DIRECTIONS FOR THIS TASK.
Search the data below for "flat"; list each line that holds it.

Data entries
▬▬▬▬▬▬▬▬▬▬

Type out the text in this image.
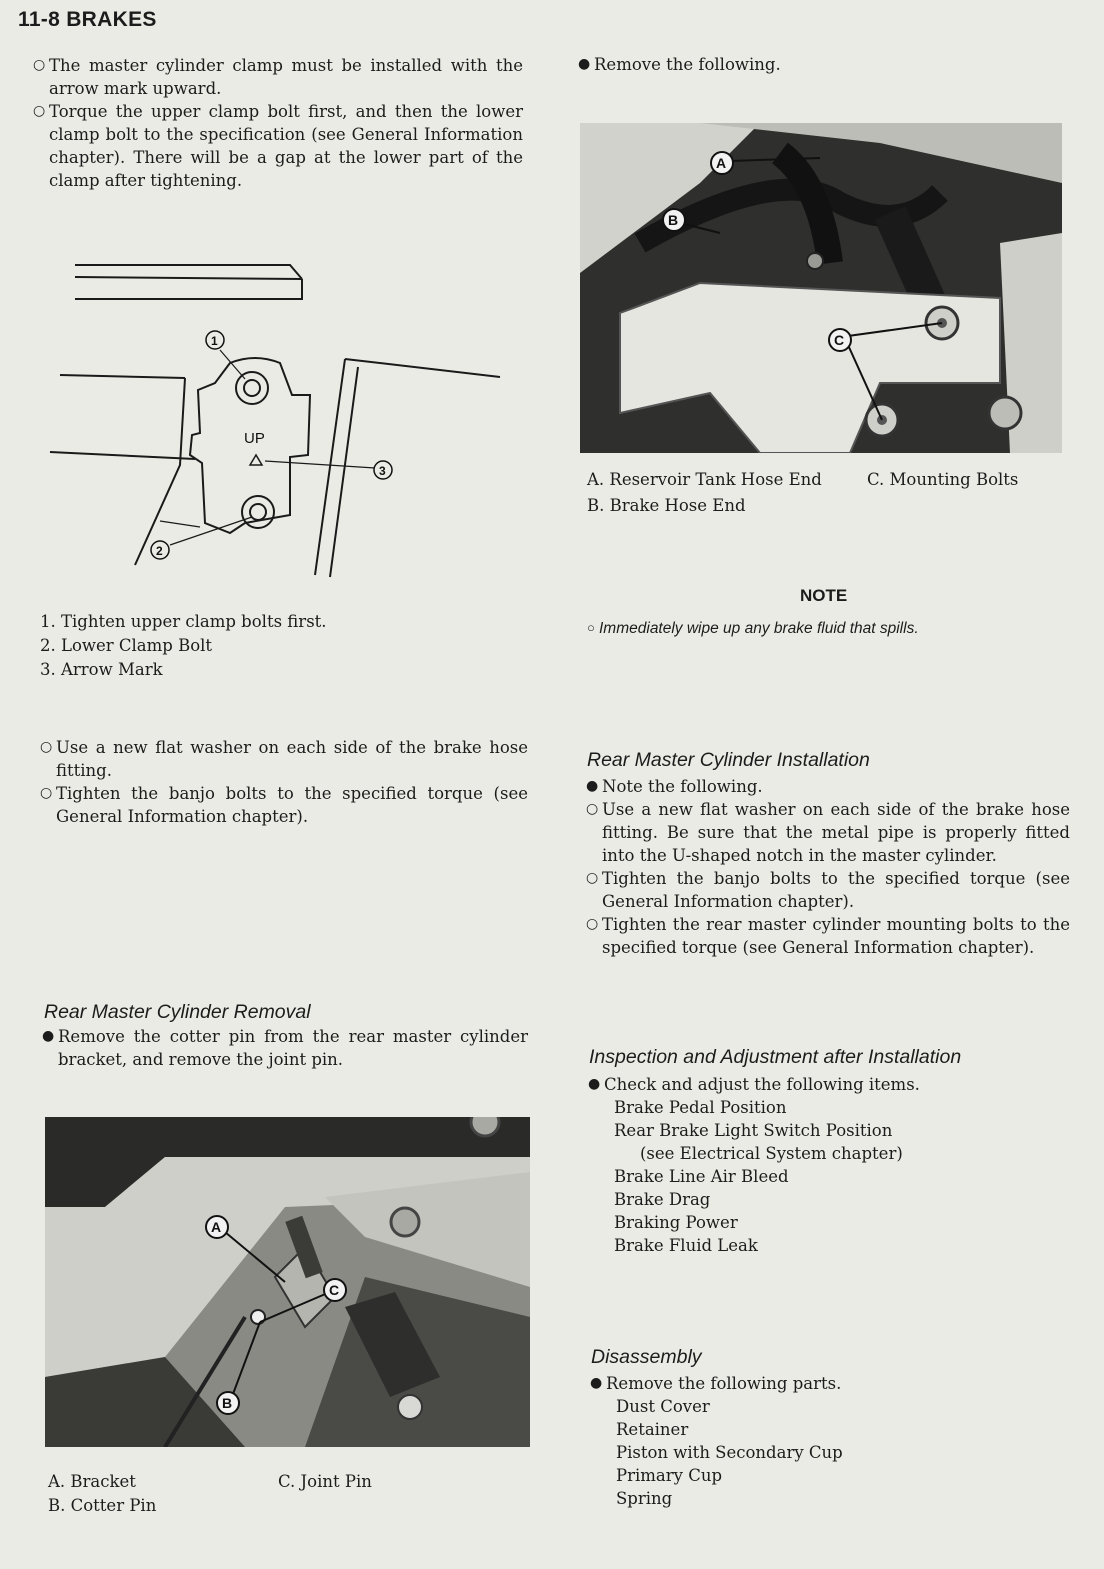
11-8 BRAKES
○ The master cylinder clamp must be installed with the arrow mark upward.
○ Torque the upper clamp bolt first, and then the lower clamp bolt to the specification (see General Information chapter). There will be a gap at the lower part of the clamp after tightening.
UP
1
3
2
1. Tighten upper clamp bolts first.
2. Lower Clamp Bolt
3. Arrow Mark
○ Use a new flat washer on each side of the brake hose fitting.
○ Tighten the banjo bolts to the specified torque (see General Information chapter).
Rear Master Cylinder Removal
● Remove the cotter pin from the rear master cylinder bracket, and remove the joint pin.
A
C
B
A. Bracket
B. Cotter Pin
C. Joint Pin
● Remove the following.
A
B
C
A. Reservoir Tank Hose End
B. Brake Hose End
C. Mounting Bolts
NOTE
○ Immediately wipe up any brake fluid that spills.
Rear Master Cylinder Installation
● Note the following.
○ Use a new flat washer on each side of the brake hose fitting. Be sure that the metal pipe is properly fitted into the U-shaped notch in the master cylinder.
○ Tighten the banjo bolts to the specified torque (see General Information chapter).
○ Tighten the rear master cylinder mounting bolts to the specified torque (see General Information chapter).
Inspection and Adjustment after Installation
● Check and adjust the following items.
Brake Pedal Position
Rear Brake Light Switch Position
(see Electrical System chapter)
Brake Line Air Bleed
Brake Drag
Braking Power
Brake Fluid Leak
Disassembly
● Remove the following parts.
Dust Cover
Retainer
Piston with Secondary Cup
Primary Cup
Spring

▬▬▬▬▬▬▬▬▬▬

THE SOLUTION.
○ Use a new flat washer on each side of the brake hose fitting.
○ Use a new flat washer on each side of the brake hose fitting. Be sure that the metal pipe is properly fitted into the U-shaped notch in the master cylinder.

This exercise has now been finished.